The records below must be output exactly, without pictures.
┌────────
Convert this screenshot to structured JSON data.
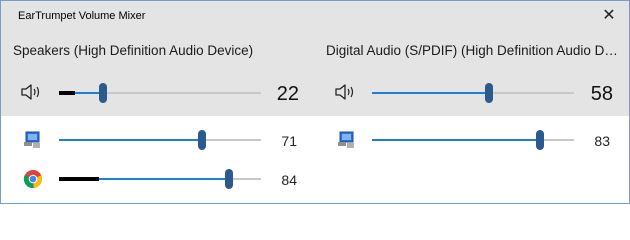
{
  "window": {
    "title": "EarTrumpet Volume Mixer",
    "close_glyph": "✕"
  },
  "colors": {
    "accent": "#1e7fd8",
    "thumb": "#2d5a8c",
    "track": "#c8c8c8",
    "peak": "#000000",
    "header_bg": "#e4e4e4",
    "border": "#7a9cc9"
  },
  "devices": [
    {
      "name": "Speakers (High Definition Audio Device)",
      "icon": "speaker-icon",
      "volume": 22,
      "volume_label": "22",
      "peak_level": 0.08,
      "apps": [
        {
          "name": "system-sounds",
          "icon": "system-sounds-icon",
          "volume": 71,
          "volume_label": "71",
          "peak_level": 0
        },
        {
          "name": "chrome",
          "icon": "chrome-icon",
          "volume": 84,
          "volume_label": "84",
          "peak_level": 0.2
        }
      ]
    },
    {
      "name": "Digital Audio (S/PDIF) (High Definition Audio De...",
      "icon": "speaker-icon",
      "volume": 58,
      "volume_label": "58",
      "peak_level": 0,
      "apps": [
        {
          "name": "system-sounds",
          "icon": "system-sounds-icon",
          "volume": 83,
          "volume_label": "83",
          "peak_level": 0
        }
      ]
    }
  ]
}
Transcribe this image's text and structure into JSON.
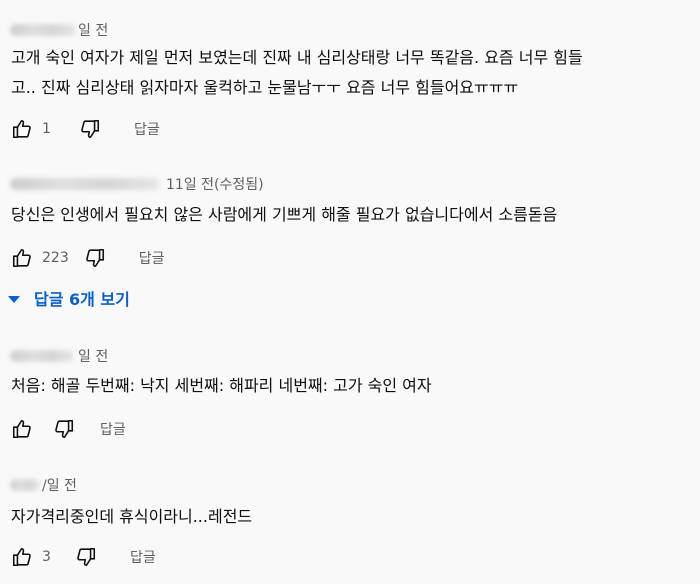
{
  "comments": [
    {
      "author_hidden": true,
      "timestamp": "일 전",
      "text_lines": [
        "고개 숙인 여자가 제일 먼저 보였는데 진짜 내 심리상태랑 너무 똑같음. 요즘 너무 힘들",
        "고.. 진짜 심리상태 읽자마자 울컥하고 눈물남ㅜㅜ 요즘 너무 힘들어요ㅠㅠㅠ"
      ],
      "like_count": "1",
      "reply_label": "답글"
    },
    {
      "author_hidden": true,
      "timestamp": "11일 전(수정됨)",
      "text_lines": [
        "당신은 인생에서 필요치 않은 사람에게 기쁘게 해줄 필요가 없습니다에서 소름돋음"
      ],
      "like_count": "223",
      "reply_label": "답글"
    },
    {
      "author_hidden": true,
      "timestamp": "일 전",
      "text_lines": [
        "처음: 해골 두번째: 낙지 세번째: 해파리 네번째: 고가 숙인 여자"
      ],
      "like_count": "",
      "reply_label": "답글"
    },
    {
      "author_hidden": true,
      "timestamp": "/일 전",
      "text_lines": [
        "자가격리중인데 휴식이라니...레전드"
      ],
      "like_count": "3",
      "reply_label": "답글"
    }
  ],
  "replies_toggle": {
    "label": "답글 6개 보기"
  },
  "icons": {
    "like": "thumbs-up-icon",
    "dislike": "thumbs-down-icon",
    "expand": "caret-down-icon"
  },
  "colors": {
    "background": "#f9f9f9",
    "text": "#0f0f0f",
    "secondary_text": "#606060",
    "link_blue": "#065fd4"
  }
}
└────────
Finished answer —
Convert this screenshot to structured JSON data.
{
  "window": {
    "title": "EarTrumpet Volume Mixer",
    "close_glyph": "✕"
  },
  "colors": {
    "accent": "#1e7fd8",
    "thumb": "#2d5a8c",
    "track": "#c8c8c8",
    "peak": "#000000",
    "header_bg": "#e4e4e4",
    "border": "#7a9cc9"
  },
  "devices": [
    {
      "name": "Speakers (High Definition Audio Device)",
      "icon": "speaker-icon",
      "volume": 22,
      "volume_label": "22",
      "peak_level": 0.08,
      "apps": [
        {
          "name": "system-sounds",
          "icon": "system-sounds-icon",
          "volume": 71,
          "volume_label": "71",
          "peak_level": 0
        },
        {
          "name": "chrome",
          "icon": "chrome-icon",
          "volume": 84,
          "volume_label": "84",
          "peak_level": 0.2
        }
      ]
    },
    {
      "name": "Digital Audio (S/PDIF) (High Definition Audio De...",
      "icon": "speaker-icon",
      "volume": 58,
      "volume_label": "58",
      "peak_level": 0,
      "apps": [
        {
          "name": "system-sounds",
          "icon": "system-sounds-icon",
          "volume": 83,
          "volume_label": "83",
          "peak_level": 0
        }
      ]
    }
  ]
}
Transcribe this image's text and structure into JSON.
{
  "comments": [
    {
      "author_hidden": true,
      "timestamp": "일 전",
      "text_lines": [
        "고개 숙인 여자가 제일 먼저 보였는데 진짜 내 심리상태랑 너무 똑같음. 요즘 너무 힘들",
        "고.. 진짜 심리상태 읽자마자 울컥하고 눈물남ㅜㅜ 요즘 너무 힘들어요ㅠㅠㅠ"
      ],
      "like_count": "1",
      "reply_label": "답글"
    },
    {
      "author_hidden": true,
      "timestamp": "11일 전(수정됨)",
      "text_lines": [
        "당신은 인생에서 필요치 않은 사람에게 기쁘게 해줄 필요가 없습니다에서 소름돋음"
      ],
      "like_count": "223",
      "reply_label": "답글"
    },
    {
      "author_hidden": true,
      "timestamp": "일 전",
      "text_lines": [
        "처음: 해골 두번째: 낙지 세번째: 해파리 네번째: 고가 숙인 여자"
      ],
      "like_count": "",
      "reply_label": "답글"
    },
    {
      "author_hidden": true,
      "timestamp": "/일 전",
      "text_lines": [
        "자가격리중인데 휴식이라니...레전드"
      ],
      "like_count": "3",
      "reply_label": "답글"
    }
  ],
  "replies_toggle": {
    "label": "답글 6개 보기"
  },
  "icons": {
    "like": "thumbs-up-icon",
    "dislike": "thumbs-down-icon",
    "expand": "caret-down-icon"
  },
  "colors": {
    "background": "#f9f9f9",
    "text": "#0f0f0f",
    "secondary_text": "#606060",
    "link_blue": "#065fd4"
  }
}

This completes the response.